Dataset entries
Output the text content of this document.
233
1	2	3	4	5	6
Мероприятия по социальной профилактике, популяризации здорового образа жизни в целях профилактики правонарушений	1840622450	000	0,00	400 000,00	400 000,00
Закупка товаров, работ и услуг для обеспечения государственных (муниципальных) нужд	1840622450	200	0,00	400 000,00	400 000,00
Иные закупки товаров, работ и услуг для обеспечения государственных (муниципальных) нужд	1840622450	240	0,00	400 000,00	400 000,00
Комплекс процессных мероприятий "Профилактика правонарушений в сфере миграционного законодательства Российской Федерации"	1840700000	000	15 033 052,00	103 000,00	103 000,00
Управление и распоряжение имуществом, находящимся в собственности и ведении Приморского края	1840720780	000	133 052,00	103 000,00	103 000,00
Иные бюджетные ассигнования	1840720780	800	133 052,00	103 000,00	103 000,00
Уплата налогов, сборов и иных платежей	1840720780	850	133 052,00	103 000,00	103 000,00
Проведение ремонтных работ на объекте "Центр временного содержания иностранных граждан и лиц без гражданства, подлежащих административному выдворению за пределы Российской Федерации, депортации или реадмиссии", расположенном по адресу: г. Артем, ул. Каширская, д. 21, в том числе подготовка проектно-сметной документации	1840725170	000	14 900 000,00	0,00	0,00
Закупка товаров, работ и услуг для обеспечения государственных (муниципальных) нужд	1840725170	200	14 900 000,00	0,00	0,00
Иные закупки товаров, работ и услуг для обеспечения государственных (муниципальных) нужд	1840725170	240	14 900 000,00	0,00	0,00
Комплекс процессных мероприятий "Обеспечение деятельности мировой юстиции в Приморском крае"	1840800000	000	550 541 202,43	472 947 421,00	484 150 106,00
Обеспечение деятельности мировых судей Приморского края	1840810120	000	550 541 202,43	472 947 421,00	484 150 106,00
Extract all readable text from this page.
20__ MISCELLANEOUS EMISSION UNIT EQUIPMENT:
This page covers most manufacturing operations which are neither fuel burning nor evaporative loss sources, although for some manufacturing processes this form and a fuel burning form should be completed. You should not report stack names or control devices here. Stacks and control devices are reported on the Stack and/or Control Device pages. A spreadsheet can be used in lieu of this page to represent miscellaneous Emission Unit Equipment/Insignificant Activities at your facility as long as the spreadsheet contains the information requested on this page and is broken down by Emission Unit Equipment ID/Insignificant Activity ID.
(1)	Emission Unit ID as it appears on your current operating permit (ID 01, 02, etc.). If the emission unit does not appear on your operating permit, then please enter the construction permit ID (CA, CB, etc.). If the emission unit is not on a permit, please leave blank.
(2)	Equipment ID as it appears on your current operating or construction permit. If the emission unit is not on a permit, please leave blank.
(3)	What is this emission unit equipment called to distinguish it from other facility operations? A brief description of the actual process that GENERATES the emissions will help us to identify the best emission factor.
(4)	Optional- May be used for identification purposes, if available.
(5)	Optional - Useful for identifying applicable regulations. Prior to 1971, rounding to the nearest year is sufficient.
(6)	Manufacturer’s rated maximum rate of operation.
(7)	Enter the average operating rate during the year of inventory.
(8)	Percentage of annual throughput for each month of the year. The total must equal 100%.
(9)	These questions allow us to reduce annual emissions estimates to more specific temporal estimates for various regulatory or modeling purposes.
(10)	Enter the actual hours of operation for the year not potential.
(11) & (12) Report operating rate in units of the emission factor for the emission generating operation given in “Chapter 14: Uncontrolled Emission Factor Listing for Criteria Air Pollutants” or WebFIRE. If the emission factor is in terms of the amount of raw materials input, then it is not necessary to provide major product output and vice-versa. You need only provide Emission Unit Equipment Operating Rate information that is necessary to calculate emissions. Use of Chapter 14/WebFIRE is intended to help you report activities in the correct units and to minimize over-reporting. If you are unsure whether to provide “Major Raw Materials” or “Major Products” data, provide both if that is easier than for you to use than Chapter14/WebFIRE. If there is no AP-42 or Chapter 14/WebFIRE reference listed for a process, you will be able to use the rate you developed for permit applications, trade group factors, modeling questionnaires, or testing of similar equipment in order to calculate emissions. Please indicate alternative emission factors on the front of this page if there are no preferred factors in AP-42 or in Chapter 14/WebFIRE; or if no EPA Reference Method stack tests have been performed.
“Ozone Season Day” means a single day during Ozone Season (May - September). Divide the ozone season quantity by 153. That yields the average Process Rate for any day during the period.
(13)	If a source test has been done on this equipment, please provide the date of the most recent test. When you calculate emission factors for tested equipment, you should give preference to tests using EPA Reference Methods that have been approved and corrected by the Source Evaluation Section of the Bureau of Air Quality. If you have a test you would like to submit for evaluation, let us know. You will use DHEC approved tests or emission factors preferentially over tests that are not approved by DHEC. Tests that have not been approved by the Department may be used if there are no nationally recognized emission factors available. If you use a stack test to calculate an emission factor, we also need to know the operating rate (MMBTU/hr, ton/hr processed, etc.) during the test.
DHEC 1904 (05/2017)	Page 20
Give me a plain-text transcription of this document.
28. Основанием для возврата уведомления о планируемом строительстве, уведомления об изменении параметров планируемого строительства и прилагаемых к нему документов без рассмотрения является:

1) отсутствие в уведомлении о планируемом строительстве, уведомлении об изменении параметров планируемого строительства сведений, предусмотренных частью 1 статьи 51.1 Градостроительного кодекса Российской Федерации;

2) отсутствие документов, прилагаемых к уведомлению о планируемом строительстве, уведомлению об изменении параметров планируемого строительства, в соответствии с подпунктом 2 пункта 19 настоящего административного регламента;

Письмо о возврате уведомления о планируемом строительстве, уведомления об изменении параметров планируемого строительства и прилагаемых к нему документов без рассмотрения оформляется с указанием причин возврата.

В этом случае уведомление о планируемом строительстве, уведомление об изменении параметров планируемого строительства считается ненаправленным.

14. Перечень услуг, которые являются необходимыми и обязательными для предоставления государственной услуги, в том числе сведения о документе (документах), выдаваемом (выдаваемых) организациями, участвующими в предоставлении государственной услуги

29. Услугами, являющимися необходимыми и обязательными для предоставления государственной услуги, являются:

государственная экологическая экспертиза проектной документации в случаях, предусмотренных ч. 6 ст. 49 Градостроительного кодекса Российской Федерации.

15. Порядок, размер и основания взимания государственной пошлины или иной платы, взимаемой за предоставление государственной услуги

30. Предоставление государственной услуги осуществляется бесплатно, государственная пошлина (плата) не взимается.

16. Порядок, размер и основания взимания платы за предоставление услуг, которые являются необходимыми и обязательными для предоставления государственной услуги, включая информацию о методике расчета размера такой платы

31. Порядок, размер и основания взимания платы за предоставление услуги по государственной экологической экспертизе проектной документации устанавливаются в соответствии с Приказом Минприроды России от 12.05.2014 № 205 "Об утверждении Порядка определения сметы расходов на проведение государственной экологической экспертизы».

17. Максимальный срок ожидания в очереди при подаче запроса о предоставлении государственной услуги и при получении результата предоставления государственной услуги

** Exercise details **
Print the whole listing exactly as it is.

** Reply to the task **
Output the text content of this document.
233
1	2	3	4	5	6
Мероприятия по социальной профилактике, популяризации здорового образа жизни в целях профилактики правонарушений	1840622450	000	0,00	400 000,00	400 000,00
Закупка товаров, работ и услуг для обеспечения государственных (муниципальных) нужд	1840622450	200	0,00	400 000,00	400 000,00
Иные закупки товаров, работ и услуг для обеспечения государственных (муниципальных) нужд	1840622450	240	0,00	400 000,00	400 000,00
Комплекс процессных мероприятий "Профилактика правонарушений в сфере миграционного законодательства Российской Федерации"	1840700000	000	15 033 052,00	103 000,00	103 000,00
Управление и распоряжение имуществом, находящимся в собственности и ведении Приморского края	1840720780	000	133 052,00	103 000,00	103 000,00
Иные бюджетные ассигнования	1840720780	800	133 052,00	103 000,00	103 000,00
Уплата налогов, сборов и иных платежей	1840720780	850	133 052,00	103 000,00	103 000,00
Проведение ремонтных работ на объекте "Центр временного содержания иностранных граждан и лиц без гражданства, подлежащих административному выдворению за пределы Российской Федерации, депортации или реадмиссии", расположенном по адресу: г. Артем, ул. Каширская, д. 21, в том числе подготовка проектно-сметной документации	1840725170	000	14 900 000,00	0,00	0,00
Закупка товаров, работ и услуг для обеспечения государственных (муниципальных) нужд	1840725170	200	14 900 000,00	0,00	0,00
Иные закупки товаров, работ и услуг для обеспечения государственных (муниципальных) нужд	1840725170	240	14 900 000,00	0,00	0,00
Комплекс процессных мероприятий "Обеспечение деятельности мировой юстиции в Приморском крае"	1840800000	000	550 541 202,43	472 947 421,00	484 150 106,00
Обеспечение деятельности мировых судей Приморского края	1840810120	000	550 541 202,43	472 947 421,00	484 150 106,00
Extract all readable text from this page.
20__ MISCELLANEOUS EMISSION UNIT EQUIPMENT:
This page covers most manufacturing operations which are neither fuel burning nor evaporative loss sources, although for some manufacturing processes this form and a fuel burning form should be completed. You should not report stack names or control devices here. Stacks and control devices are reported on the Stack and/or Control Device pages. A spreadsheet can be used in lieu of this page to represent miscellaneous Emission Unit Equipment/Insignificant Activities at your facility as long as the spreadsheet contains the information requested on this page and is broken down by Emission Unit Equipment ID/Insignificant Activity ID.
(1)	Emission Unit ID as it appears on your current operating permit (ID 01, 02, etc.). If the emission unit does not appear on your operating permit, then please enter the construction permit ID (CA, CB, etc.). If the emission unit is not on a permit, please leave blank.
(2)	Equipment ID as it appears on your current operating or construction permit. If the emission unit is not on a permit, please leave blank.
(3)	What is this emission unit equipment called to distinguish it from other facility operations? A brief description of the actual process that GENERATES the emissions will help us to identify the best emission factor.
(4)	Optional- May be used for identification purposes, if available.
(5)	Optional - Useful for identifying applicable regulations. Prior to 1971, rounding to the nearest year is sufficient.
(6)	Manufacturer’s rated maximum rate of operation.
(7)	Enter the average operating rate during the year of inventory.
(8)	Percentage of annual throughput for each month of the year. The total must equal 100%.
(9)	These questions allow us to reduce annual emissions estimates to more specific temporal estimates for various regulatory or modeling purposes.
(10)	Enter the actual hours of operation for the year not potential.
(11) & (12) Report operating rate in units of the emission factor for the emission generating operation given in “Chapter 14: Uncontrolled Emission Factor Listing for Criteria Air Pollutants” or WebFIRE. If the emission factor is in terms of the amount of raw materials input, then it is not necessary to provide major product output and vice-versa. You need only provide Emission Unit Equipment Operating Rate information that is necessary to calculate emissions. Use of Chapter 14/WebFIRE is intended to help you report activities in the correct units and to minimize over-reporting. If you are unsure whether to provide “Major Raw Materials” or “Major Products” data, provide both if that is easier than for you to use than Chapter14/WebFIRE. If there is no AP-42 or Chapter 14/WebFIRE reference listed for a process, you will be able to use the rate you developed for permit applications, trade group factors, modeling questionnaires, or testing of similar equipment in order to calculate emissions. Please indicate alternative emission factors on the front of this page if there are no preferred factors in AP-42 or in Chapter 14/WebFIRE; or if no EPA Reference Method stack tests have been performed.
“Ozone Season Day” means a single day during Ozone Season (May - September). Divide the ozone season quantity by 153. That yields the average Process Rate for any day during the period.
(13)	If a source test has been done on this equipment, please provide the date of the most recent test. When you calculate emission factors for tested equipment, you should give preference to tests using EPA Reference Methods that have been approved and corrected by the Source Evaluation Section of the Bureau of Air Quality. If you have a test you would like to submit for evaluation, let us know. You will use DHEC approved tests or emission factors preferentially over tests that are not approved by DHEC. Tests that have not been approved by the Department may be used if there are no nationally recognized emission factors available. If you use a stack test to calculate an emission factor, we also need to know the operating rate (MMBTU/hr, ton/hr processed, etc.) during the test.
DHEC 1904 (05/2017)	Page 20
Give me a plain-text transcription of this document.
28. Основанием для возврата уведомления о планируемом строительстве, уведомления об изменении параметров планируемого строительства и прилагаемых к нему документов без рассмотрения является:

1) отсутствие в уведомлении о планируемом строительстве, уведомлении об изменении параметров планируемого строительства сведений, предусмотренных частью 1 статьи 51.1 Градостроительного кодекса Российской Федерации;

2) отсутствие документов, прилагаемых к уведомлению о планируемом строительстве, уведомлению об изменении параметров планируемого строительства, в соответствии с подпунктом 2 пункта 19 настоящего административного регламента;

Письмо о возврате уведомления о планируемом строительстве, уведомления об изменении параметров планируемого строительства и прилагаемых к нему документов без рассмотрения оформляется с указанием причин возврата.

В этом случае уведомление о планируемом строительстве, уведомление об изменении параметров планируемого строительства считается ненаправленным.

14. Перечень услуг, которые являются необходимыми и обязательными для предоставления государственной услуги, в том числе сведения о документе (документах), выдаваемом (выдаваемых) организациями, участвующими в предоставлении государственной услуги

29. Услугами, являющимися необходимыми и обязательными для предоставления государственной услуги, являются:

государственная экологическая экспертиза проектной документации в случаях, предусмотренных ч. 6 ст. 49 Градостроительного кодекса Российской Федерации.

15. Порядок, размер и основания взимания государственной пошлины или иной платы, взимаемой за предоставление государственной услуги

30. Предоставление государственной услуги осуществляется бесплатно, государственная пошлина (плата) не взимается.

16. Порядок, размер и основания взимания платы за предоставление услуг, которые являются необходимыми и обязательными для предоставления государственной услуги, включая информацию о методике расчета размера такой платы

31. Порядок, размер и основания взимания платы за предоставление услуги по государственной экологической экспертизе проектной документации устанавливаются в соответствии с Приказом Минприроды России от 12.05.2014 № 205 "Об утверждении Порядка определения сметы расходов на проведение государственной экологической экспертизы».

17. Максимальный срок ожидания в очереди при подаче запроса о предоставлении государственной услуги и при получении результата предоставления государственной услуги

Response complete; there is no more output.